Records provided:
________

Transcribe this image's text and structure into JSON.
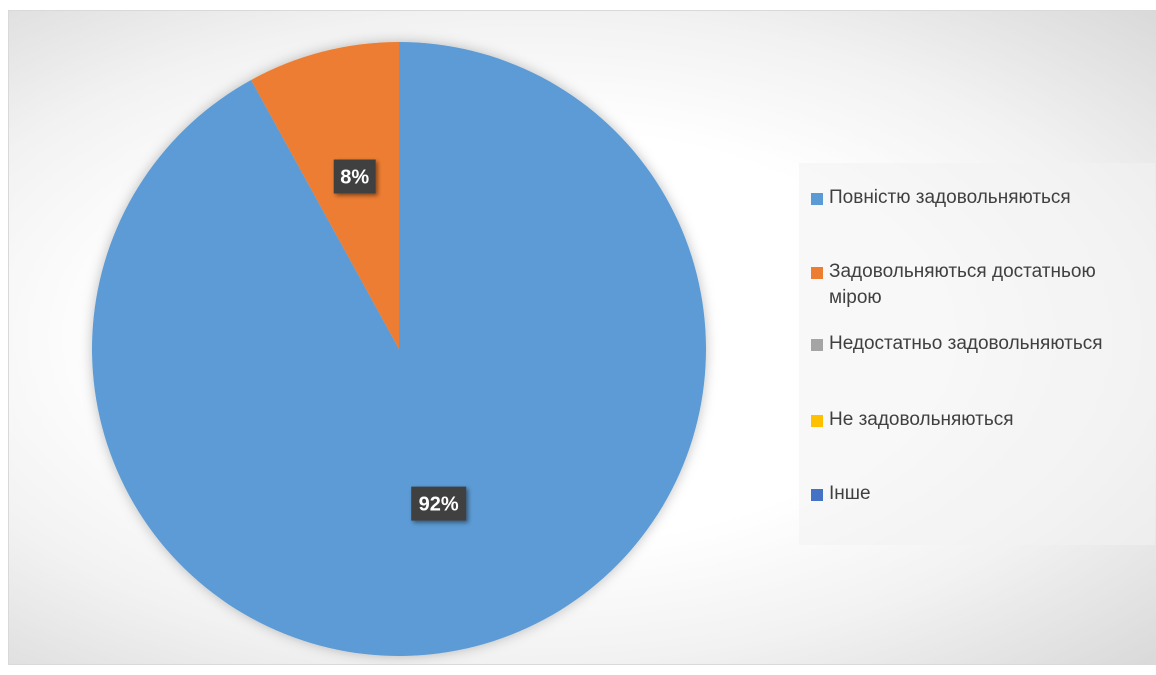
{
  "chart_data": {
    "type": "pie",
    "title": "",
    "categories": [
      "Повністю задовольняються",
      "Задовольняються достатньою мірою",
      "Недостатньо задовольняються",
      "Не задовольняються",
      "Інше"
    ],
    "values": [
      92,
      8,
      0,
      0,
      0
    ],
    "data_labels": [
      "92%",
      "8%",
      "",
      "",
      ""
    ],
    "colors": [
      "#5b9bd5",
      "#ed7d31",
      "#a5a5a5",
      "#ffc000",
      "#4472c4"
    ],
    "legend_position": "right"
  }
}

________

Instructions to follow:
Omit the pictures, and quote the material above exactly as given.

Result for this task:
Transcribe this image's text and structure into JSON.
{
  "chart_data": {
    "type": "pie",
    "title": "",
    "categories": [
      "Повністю задовольняються",
      "Задовольняються достатньою мірою",
      "Недостатньо задовольняються",
      "Не задовольняються",
      "Інше"
    ],
    "values": [
      92,
      8,
      0,
      0,
      0
    ],
    "data_labels": [
      "92%",
      "8%",
      "",
      "",
      ""
    ],
    "colors": [
      "#5b9bd5",
      "#ed7d31",
      "#a5a5a5",
      "#ffc000",
      "#4472c4"
    ],
    "legend_position": "right"
  }
}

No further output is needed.